=== Exercise description ===
Select lines where the word "свое" appears.

#### Records provided

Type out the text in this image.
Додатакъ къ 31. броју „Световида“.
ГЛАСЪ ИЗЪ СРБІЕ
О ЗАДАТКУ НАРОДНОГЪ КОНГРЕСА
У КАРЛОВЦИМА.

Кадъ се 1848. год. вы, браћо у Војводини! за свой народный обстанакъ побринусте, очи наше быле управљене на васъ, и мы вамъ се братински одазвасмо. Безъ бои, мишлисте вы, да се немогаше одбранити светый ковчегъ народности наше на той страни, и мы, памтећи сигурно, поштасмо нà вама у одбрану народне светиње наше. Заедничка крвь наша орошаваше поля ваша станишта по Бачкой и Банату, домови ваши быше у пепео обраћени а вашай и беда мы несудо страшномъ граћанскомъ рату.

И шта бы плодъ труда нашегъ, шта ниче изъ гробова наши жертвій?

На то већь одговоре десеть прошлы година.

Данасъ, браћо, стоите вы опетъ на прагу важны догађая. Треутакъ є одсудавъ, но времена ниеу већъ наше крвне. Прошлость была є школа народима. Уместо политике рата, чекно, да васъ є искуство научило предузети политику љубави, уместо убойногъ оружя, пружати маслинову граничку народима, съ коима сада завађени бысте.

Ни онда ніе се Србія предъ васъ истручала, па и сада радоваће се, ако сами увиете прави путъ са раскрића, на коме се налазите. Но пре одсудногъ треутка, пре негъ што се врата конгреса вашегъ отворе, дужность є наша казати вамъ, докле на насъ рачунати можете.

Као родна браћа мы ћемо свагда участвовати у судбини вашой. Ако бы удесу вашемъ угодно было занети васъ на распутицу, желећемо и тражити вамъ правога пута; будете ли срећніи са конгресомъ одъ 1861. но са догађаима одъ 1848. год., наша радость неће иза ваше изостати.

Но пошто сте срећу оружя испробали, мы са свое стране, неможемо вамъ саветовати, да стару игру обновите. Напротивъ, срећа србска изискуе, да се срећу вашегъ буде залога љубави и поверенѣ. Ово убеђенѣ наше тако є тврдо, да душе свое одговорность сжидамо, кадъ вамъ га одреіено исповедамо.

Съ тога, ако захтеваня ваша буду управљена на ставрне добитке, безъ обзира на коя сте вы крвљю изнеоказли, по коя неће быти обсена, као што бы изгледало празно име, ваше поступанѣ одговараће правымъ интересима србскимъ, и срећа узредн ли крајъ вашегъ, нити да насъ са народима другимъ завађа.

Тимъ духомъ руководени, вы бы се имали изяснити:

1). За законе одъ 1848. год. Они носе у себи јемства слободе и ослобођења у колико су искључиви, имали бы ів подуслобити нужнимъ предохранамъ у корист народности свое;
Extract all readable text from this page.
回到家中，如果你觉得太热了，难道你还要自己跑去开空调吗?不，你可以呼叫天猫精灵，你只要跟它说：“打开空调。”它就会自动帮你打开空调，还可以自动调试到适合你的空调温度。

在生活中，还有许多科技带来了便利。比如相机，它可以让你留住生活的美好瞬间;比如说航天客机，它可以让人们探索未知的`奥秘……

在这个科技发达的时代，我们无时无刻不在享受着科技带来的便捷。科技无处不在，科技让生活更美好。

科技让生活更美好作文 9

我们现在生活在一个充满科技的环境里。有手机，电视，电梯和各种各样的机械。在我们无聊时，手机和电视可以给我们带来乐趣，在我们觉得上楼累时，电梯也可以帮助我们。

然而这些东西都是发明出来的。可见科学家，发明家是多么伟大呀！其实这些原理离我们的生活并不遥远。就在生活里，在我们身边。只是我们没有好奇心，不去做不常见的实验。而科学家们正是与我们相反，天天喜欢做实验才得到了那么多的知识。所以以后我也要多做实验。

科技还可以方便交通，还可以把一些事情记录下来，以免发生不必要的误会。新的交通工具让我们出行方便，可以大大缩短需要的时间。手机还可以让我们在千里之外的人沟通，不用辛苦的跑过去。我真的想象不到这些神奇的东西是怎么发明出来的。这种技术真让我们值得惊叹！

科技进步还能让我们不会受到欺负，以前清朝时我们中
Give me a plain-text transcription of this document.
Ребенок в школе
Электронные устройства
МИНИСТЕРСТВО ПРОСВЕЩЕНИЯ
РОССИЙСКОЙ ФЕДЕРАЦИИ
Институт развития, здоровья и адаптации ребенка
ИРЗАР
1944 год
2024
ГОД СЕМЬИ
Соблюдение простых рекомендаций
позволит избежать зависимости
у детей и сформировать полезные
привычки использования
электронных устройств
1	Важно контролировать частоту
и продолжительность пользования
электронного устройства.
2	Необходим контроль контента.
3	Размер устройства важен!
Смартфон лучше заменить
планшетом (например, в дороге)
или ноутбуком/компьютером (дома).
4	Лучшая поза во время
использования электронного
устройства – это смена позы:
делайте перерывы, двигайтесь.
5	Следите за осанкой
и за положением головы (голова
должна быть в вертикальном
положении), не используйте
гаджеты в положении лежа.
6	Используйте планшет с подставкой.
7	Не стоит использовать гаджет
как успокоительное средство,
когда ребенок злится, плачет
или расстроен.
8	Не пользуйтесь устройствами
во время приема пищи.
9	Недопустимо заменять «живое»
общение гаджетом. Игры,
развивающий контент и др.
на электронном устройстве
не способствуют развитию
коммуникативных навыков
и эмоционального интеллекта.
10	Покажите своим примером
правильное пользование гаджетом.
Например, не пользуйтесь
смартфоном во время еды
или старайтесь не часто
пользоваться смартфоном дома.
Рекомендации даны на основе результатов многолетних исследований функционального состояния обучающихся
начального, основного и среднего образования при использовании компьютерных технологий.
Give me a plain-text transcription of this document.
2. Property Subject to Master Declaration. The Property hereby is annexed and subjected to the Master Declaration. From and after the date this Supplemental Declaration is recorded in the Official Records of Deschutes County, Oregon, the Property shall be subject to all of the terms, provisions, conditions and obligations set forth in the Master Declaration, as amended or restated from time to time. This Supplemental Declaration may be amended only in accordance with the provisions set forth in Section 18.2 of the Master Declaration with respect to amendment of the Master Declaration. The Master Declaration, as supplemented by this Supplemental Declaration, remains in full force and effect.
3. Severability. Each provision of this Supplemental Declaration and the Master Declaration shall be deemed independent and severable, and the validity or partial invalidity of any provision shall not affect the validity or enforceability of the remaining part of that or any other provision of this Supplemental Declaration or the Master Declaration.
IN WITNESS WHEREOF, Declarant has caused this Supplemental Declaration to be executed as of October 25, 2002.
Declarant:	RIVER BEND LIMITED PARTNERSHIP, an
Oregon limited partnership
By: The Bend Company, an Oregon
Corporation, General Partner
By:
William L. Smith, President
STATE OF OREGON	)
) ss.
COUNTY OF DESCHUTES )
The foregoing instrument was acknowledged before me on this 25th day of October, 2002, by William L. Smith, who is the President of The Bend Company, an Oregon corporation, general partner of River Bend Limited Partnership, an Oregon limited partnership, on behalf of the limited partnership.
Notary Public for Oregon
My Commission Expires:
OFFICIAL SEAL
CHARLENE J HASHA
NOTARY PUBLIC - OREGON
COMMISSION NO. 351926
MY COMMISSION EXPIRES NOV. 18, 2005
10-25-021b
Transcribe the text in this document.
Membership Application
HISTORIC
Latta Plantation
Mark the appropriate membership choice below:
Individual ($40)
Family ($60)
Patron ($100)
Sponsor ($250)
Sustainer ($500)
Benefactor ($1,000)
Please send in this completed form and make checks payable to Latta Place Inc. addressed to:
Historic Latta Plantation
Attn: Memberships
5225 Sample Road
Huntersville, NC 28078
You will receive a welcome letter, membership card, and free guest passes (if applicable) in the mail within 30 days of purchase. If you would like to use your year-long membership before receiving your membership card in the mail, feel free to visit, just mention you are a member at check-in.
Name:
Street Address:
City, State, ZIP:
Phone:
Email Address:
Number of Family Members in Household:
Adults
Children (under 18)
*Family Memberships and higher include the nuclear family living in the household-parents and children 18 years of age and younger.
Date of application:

########

=== Exercise output ===
Но пошто сте срећу оружя испробали, мы са свое стране, неможемо вамъ саветовати, да стару игру обновите. Напротивъ, срећа србска изискуе, да се срећу вашегъ буде залога љубави и поверенѣ. Ово убеђенѣ наше тако є тврдо, да душе свое одговорность сжидамо, кадъ вамъ га одреіено исповедамо.
1). За законе одъ 1848. год. Они носе у себи јемства слободе и ослобођења у колико су искључиви, имали бы ів подуслобити нужнимъ предохранамъ у корист народности свое;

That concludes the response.